DIRECTIVE: Without the pictures, output the records below word for word.

MATERIAL SUPPLIED:
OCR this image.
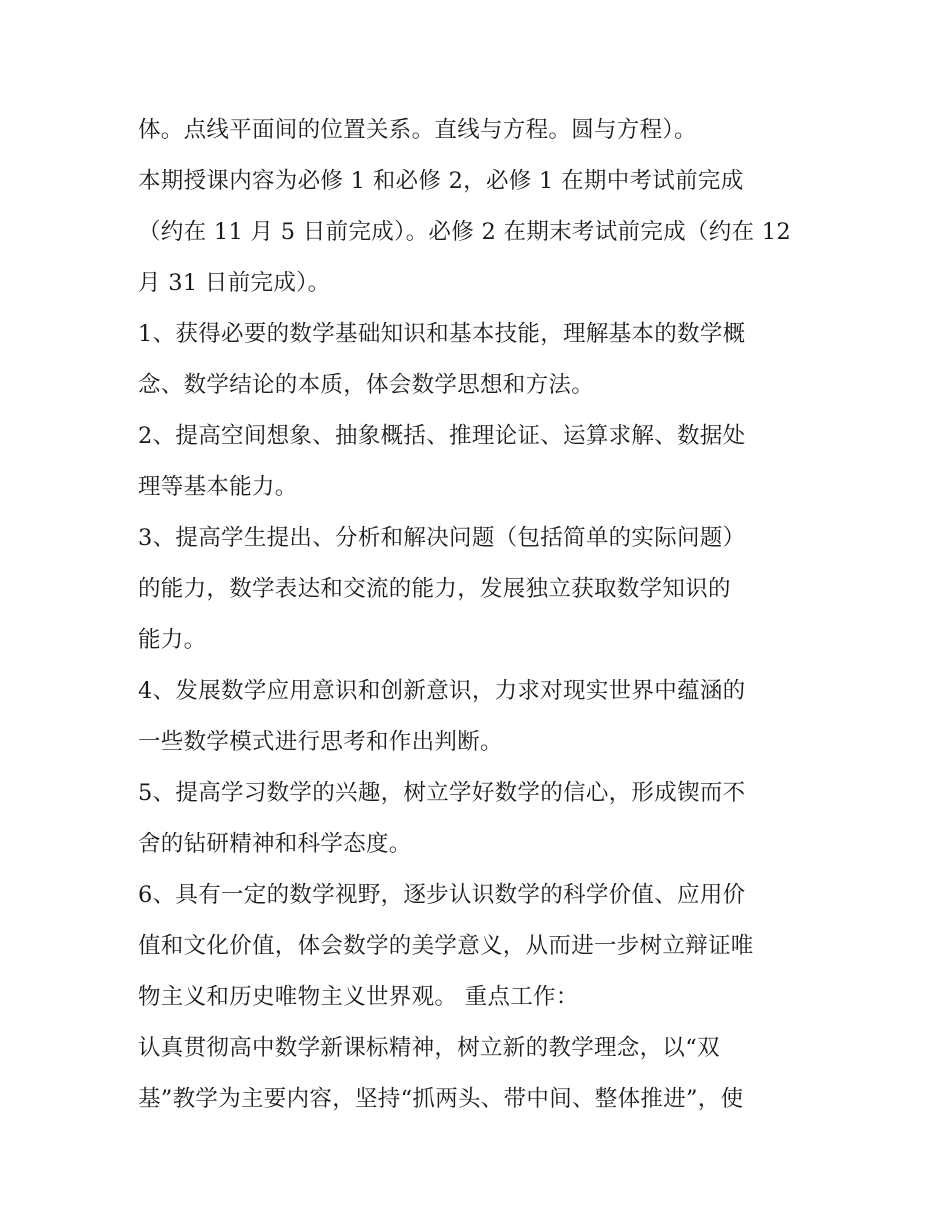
体。点线平面间的位置关系。直线与方程。圆与方程）。
本期授课内容为必修 1 和必修 2，必修 1 在期中考试前完成
（约在 11 月 5 日前完成）。必修 2 在期末考试前完成（约在 12
月 31 日前完成）。
1、获得必要的数学基础知识和基本技能，理解基本的数学概
念、数学结论的本质，体会数学思想和方法。
2、提高空间想象、抽象概括、推理论证、运算求解、数据处
理等基本能力。
3、提高学生提出、分析和解决问题（包括简单的实际问题）
的能力，数学表达和交流的能力，发展独立获取数学知识的
能力。
4、发展数学应用意识和创新意识，力求对现实世界中蕴涵的
一些数学模式进行思考和作出判断。
5、提高学习数学的兴趣，树立学好数学的信心，形成锲而不
舍的钻研精神和科学态度。
6、具有一定的数学视野，逐步认识数学的科学价值、应用价
值和文化价值，体会数学的美学意义，从而进一步树立辩证唯
物主义和历史唯物主义世界观。 重点工作：
认真贯彻高中数学新课标精神，树立新的教学理念，以“双
基”教学为主要内容，坚持“抓两头、带中间、整体推进”，使
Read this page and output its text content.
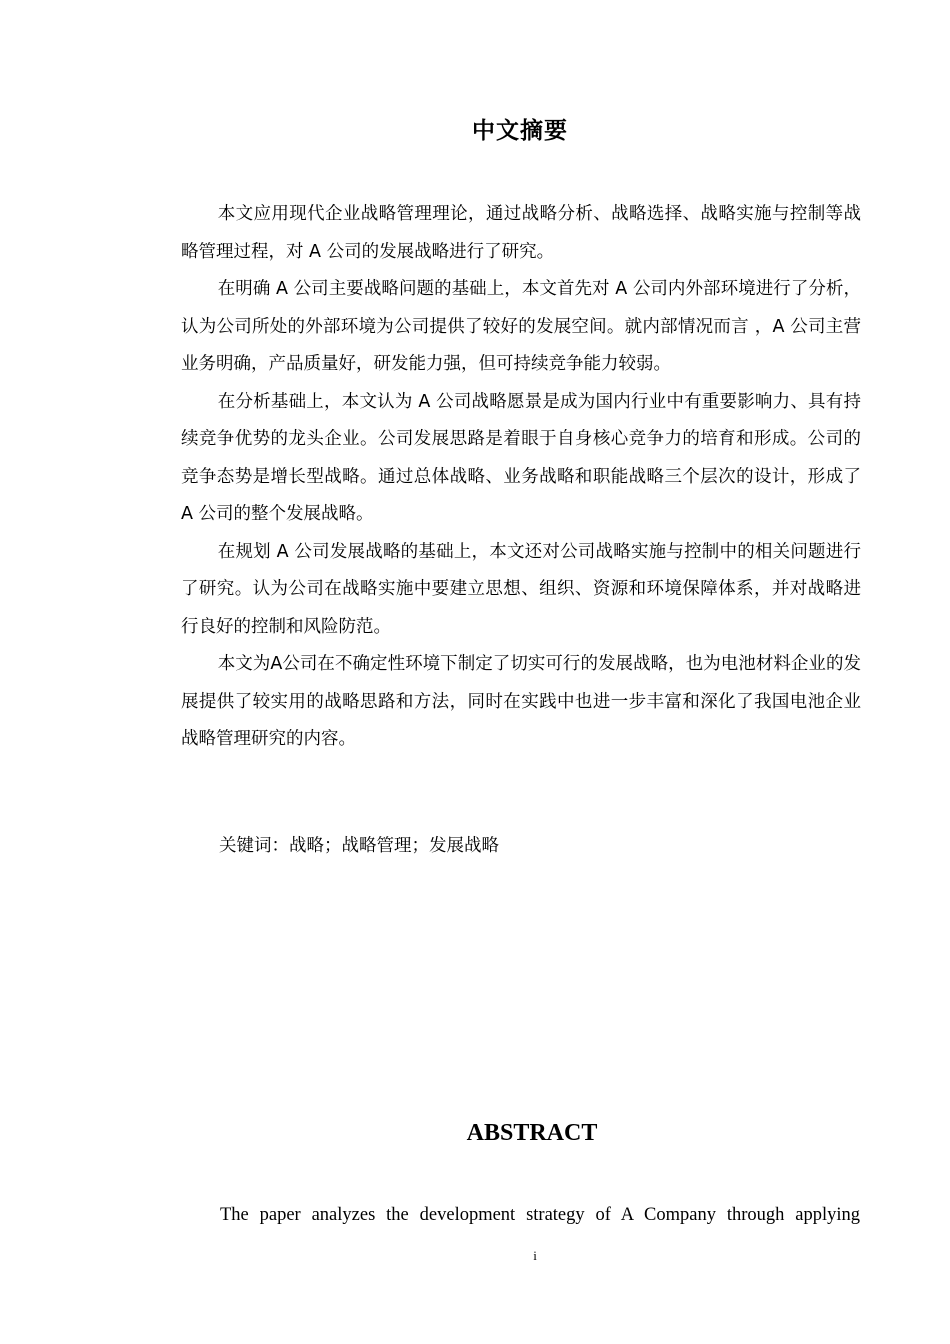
中文摘要

本文应用现代企业战略管理理论，通过战略分析、战略选择、战略实施与控制等战略管理过程，对 A 公司的发展战略进行了研究。

在明确 A 公司主要战略问题的基础上，本文首先对 A 公司内外部环境进行了分析，认为公司所处的外部环境为公司提供了较好的发展空间。就内部情况而言 ，A 公司主营业务明确，产品质量好，研发能力强，但可持续竞争能力较弱。

在分析基础上，本文认为 A 公司战略愿景是成为国内行业中有重要影响力、具有持续竞争优势的龙头企业。公司发展思路是着眼于自身核心竞争力的培育和形成。公司的竞争态势是增长型战略。通过总体战略、业务战略和职能战略三个层次的设计，形成了 A 公司的整个发展战略。

在规划 A 公司发展战略的基础上，本文还对公司战略实施与控制中的相关问题进行了研究。认为公司在战略实施中要建立思想、组织、资源和环境保障体系，并对战略进行良好的控制和风险防范。

本文为A公司在不确定性环境下制定了切实可行的发展战略，也为电池材料企业的发展提供了较实用的战略思路和方法，同时在实践中也进一步丰富和深化了我国电池企业战略管理研究的内容。

关键词：战略；战略管理；发展战略
ABSTRACT
The paper analyzes the development strategy of A Company through applying
i
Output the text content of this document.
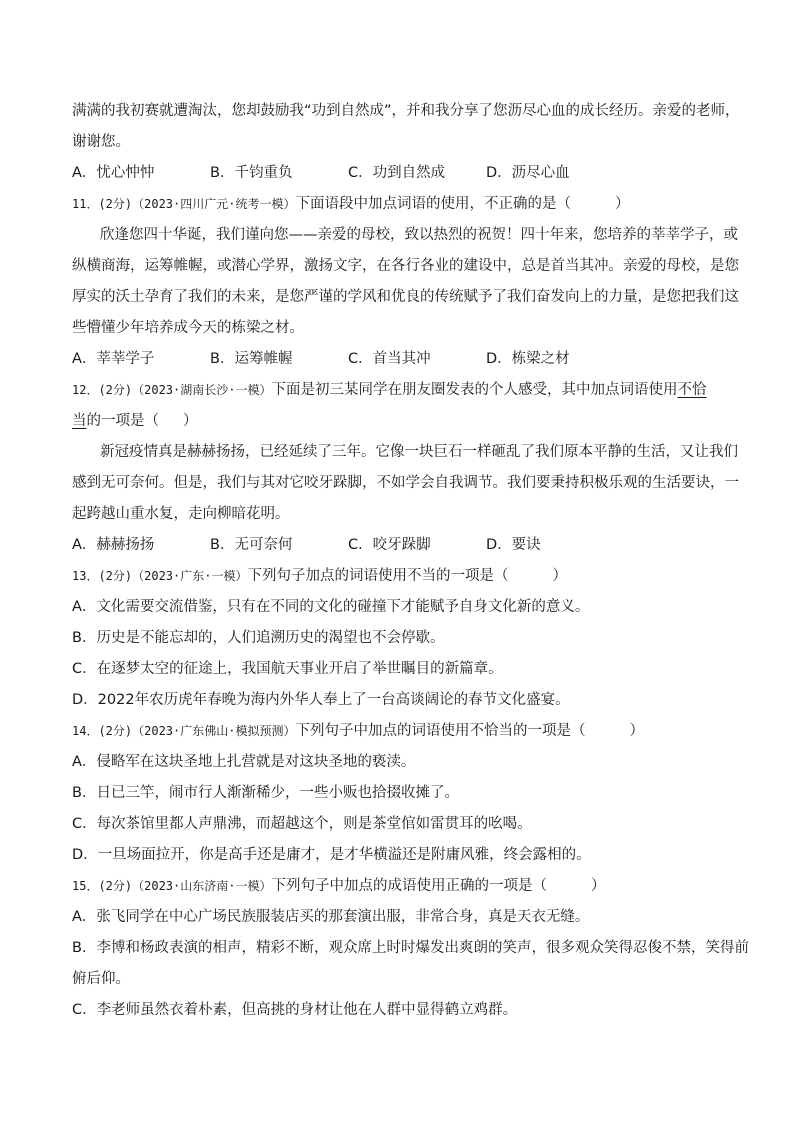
满满的我初赛就遭淘汰，您却鼓励我“功到自然成”，并和我分享了您沥尽心血的成长经历。亲爱的老师，
谢谢您。
A．忧心忡忡	B．千钧重负	C．功到自然成	D．沥尽心血
11．(2分)（2023·四川广元·统考一模）下面语段中加点词语的使用，不正确的是（	）
欣逢您四十华诞，我们谨向您——亲爱的母校，致以热烈的祝贺！四十年来，您培养的莘莘学子，或
纵横商海，运筹帷幄，或潜心学界，激扬文字，在各行各业的建设中，总是首当其冲。亲爱的母校，是您
厚实的沃土孕育了我们的未来，是您严谨的学风和优良的传统赋予了我们奋发向上的力量，是您把我们这
些懵懂少年培养成今天的栋梁之材。
A．莘莘学子	B．运筹帷幄	C．首当其冲	D．栋梁之材
12．(2分)（2023·湖南长沙·一模）下面是初三某同学在朋友圈发表的个人感受，其中加点词语使用不恰
当的一项是（ ）
新冠疫情真是赫赫扬扬，已经延续了三年。它像一块巨石一样砸乱了我们原本平静的生活，又让我们
感到无可奈何。但是，我们与其对它咬牙跺脚，不如学会自我调节。我们要秉持积极乐观的生活要诀，一
起跨越山重水复，走向柳暗花明。
A．赫赫扬扬	B．无可奈何	C．咬牙跺脚	D．要诀
13．(2分)（2023·广东·一模）下列句子加点的词语使用不当的一项是（	）
A．文化需要交流借鉴，只有在不同的文化的碰撞下才能赋予自身文化新的意义。
B．历史是不能忘却的，人们追溯历史的渴望也不会停歇。
C．在逐梦太空的征途上，我国航天事业开启了举世瞩目的新篇章。
D．2022年农历虎年春晚为海内外华人奉上了一台高谈阔论的春节文化盛宴。
14．(2分)（2023·广东佛山·模拟预测）下列句子中加点的词语使用不恰当的一项是（	）
A．侵略军在这块圣地上扎营就是对这块圣地的亵渎。
B．日已三竿，闹市行人渐渐稀少，一些小贩也拾掇收摊了。
C．每次茶馆里都人声鼎沸，而超越这个，则是茶堂倌如雷贯耳的吆喝。
D．一旦场面拉开，你是高手还是庸才，是才华横溢还是附庸风雅，终会露相的。
15．(2分)（2023·山东济南·一模）下列句子中加点的成语使用正确的一项是（	）
A．张飞同学在中心广场民族服装店买的那套演出服，非常合身，真是天衣无缝。
B．李博和杨政表演的相声，精彩不断，观众席上时时爆发出爽朗的笑声，很多观众笑得忍俊不禁，笑得前
俯后仰。
C．李老师虽然衣着朴素，但高挑的身材让他在人群中显得鹤立鸡群。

WRITTEN REPLY:
OCR this image.
体。点线平面间的位置关系。直线与方程。圆与方程）。
本期授课内容为必修 1 和必修 2，必修 1 在期中考试前完成
（约在 11 月 5 日前完成）。必修 2 在期末考试前完成（约在 12
月 31 日前完成）。
1、获得必要的数学基础知识和基本技能，理解基本的数学概
念、数学结论的本质，体会数学思想和方法。
2、提高空间想象、抽象概括、推理论证、运算求解、数据处
理等基本能力。
3、提高学生提出、分析和解决问题（包括简单的实际问题）
的能力，数学表达和交流的能力，发展独立获取数学知识的
能力。
4、发展数学应用意识和创新意识，力求对现实世界中蕴涵的
一些数学模式进行思考和作出判断。
5、提高学习数学的兴趣，树立学好数学的信心，形成锲而不
舍的钻研精神和科学态度。
6、具有一定的数学视野，逐步认识数学的科学价值、应用价
值和文化价值，体会数学的美学意义，从而进一步树立辩证唯
物主义和历史唯物主义世界观。 重点工作：
认真贯彻高中数学新课标精神，树立新的教学理念，以“双
基”教学为主要内容，坚持“抓两头、带中间、整体推进”，使
Read this page and output its text content.
中文摘要

本文应用现代企业战略管理理论，通过战略分析、战略选择、战略实施与控制等战略管理过程，对 A 公司的发展战略进行了研究。

在明确 A 公司主要战略问题的基础上，本文首先对 A 公司内外部环境进行了分析，认为公司所处的外部环境为公司提供了较好的发展空间。就内部情况而言 ，A 公司主营业务明确，产品质量好，研发能力强，但可持续竞争能力较弱。

在分析基础上，本文认为 A 公司战略愿景是成为国内行业中有重要影响力、具有持续竞争优势的龙头企业。公司发展思路是着眼于自身核心竞争力的培育和形成。公司的竞争态势是增长型战略。通过总体战略、业务战略和职能战略三个层次的设计，形成了 A 公司的整个发展战略。

在规划 A 公司发展战略的基础上，本文还对公司战略实施与控制中的相关问题进行了研究。认为公司在战略实施中要建立思想、组织、资源和环境保障体系，并对战略进行良好的控制和风险防范。

本文为A公司在不确定性环境下制定了切实可行的发展战略，也为电池材料企业的发展提供了较实用的战略思路和方法，同时在实践中也进一步丰富和深化了我国电池企业战略管理研究的内容。

关键词：战略；战略管理；发展战略
ABSTRACT
The paper analyzes the development strategy of A Company through applying
i
Output the text content of this document.
满满的我初赛就遭淘汰，您却鼓励我“功到自然成”，并和我分享了您沥尽心血的成长经历。亲爱的老师，
谢谢您。
A．忧心忡忡	B．千钧重负	C．功到自然成	D．沥尽心血
11．(2分)（2023·四川广元·统考一模）下面语段中加点词语的使用，不正确的是（	）
欣逢您四十华诞，我们谨向您——亲爱的母校，致以热烈的祝贺！四十年来，您培养的莘莘学子，或
纵横商海，运筹帷幄，或潜心学界，激扬文字，在各行各业的建设中，总是首当其冲。亲爱的母校，是您
厚实的沃土孕育了我们的未来，是您严谨的学风和优良的传统赋予了我们奋发向上的力量，是您把我们这
些懵懂少年培养成今天的栋梁之材。
A．莘莘学子	B．运筹帷幄	C．首当其冲	D．栋梁之材
12．(2分)（2023·湖南长沙·一模）下面是初三某同学在朋友圈发表的个人感受，其中加点词语使用不恰
当的一项是（ ）
新冠疫情真是赫赫扬扬，已经延续了三年。它像一块巨石一样砸乱了我们原本平静的生活，又让我们
感到无可奈何。但是，我们与其对它咬牙跺脚，不如学会自我调节。我们要秉持积极乐观的生活要诀，一
起跨越山重水复，走向柳暗花明。
A．赫赫扬扬	B．无可奈何	C．咬牙跺脚	D．要诀
13．(2分)（2023·广东·一模）下列句子加点的词语使用不当的一项是（	）
A．文化需要交流借鉴，只有在不同的文化的碰撞下才能赋予自身文化新的意义。
B．历史是不能忘却的，人们追溯历史的渴望也不会停歇。
C．在逐梦太空的征途上，我国航天事业开启了举世瞩目的新篇章。
D．2022年农历虎年春晚为海内外华人奉上了一台高谈阔论的春节文化盛宴。
14．(2分)（2023·广东佛山·模拟预测）下列句子中加点的词语使用不恰当的一项是（	）
A．侵略军在这块圣地上扎营就是对这块圣地的亵渎。
B．日已三竿，闹市行人渐渐稀少，一些小贩也拾掇收摊了。
C．每次茶馆里都人声鼎沸，而超越这个，则是茶堂倌如雷贯耳的吆喝。
D．一旦场面拉开，你是高手还是庸才，是才华横溢还是附庸风雅，终会露相的。
15．(2分)（2023·山东济南·一模）下列句子中加点的成语使用正确的一项是（	）
A．张飞同学在中心广场民族服装店买的那套演出服，非常合身，真是天衣无缝。
B．李博和杨政表演的相声，精彩不断，观众席上时时爆发出爽朗的笑声，很多观众笑得忍俊不禁，笑得前
俯后仰。
C．李老师虽然衣着朴素，但高挑的身材让他在人群中显得鹤立鸡群。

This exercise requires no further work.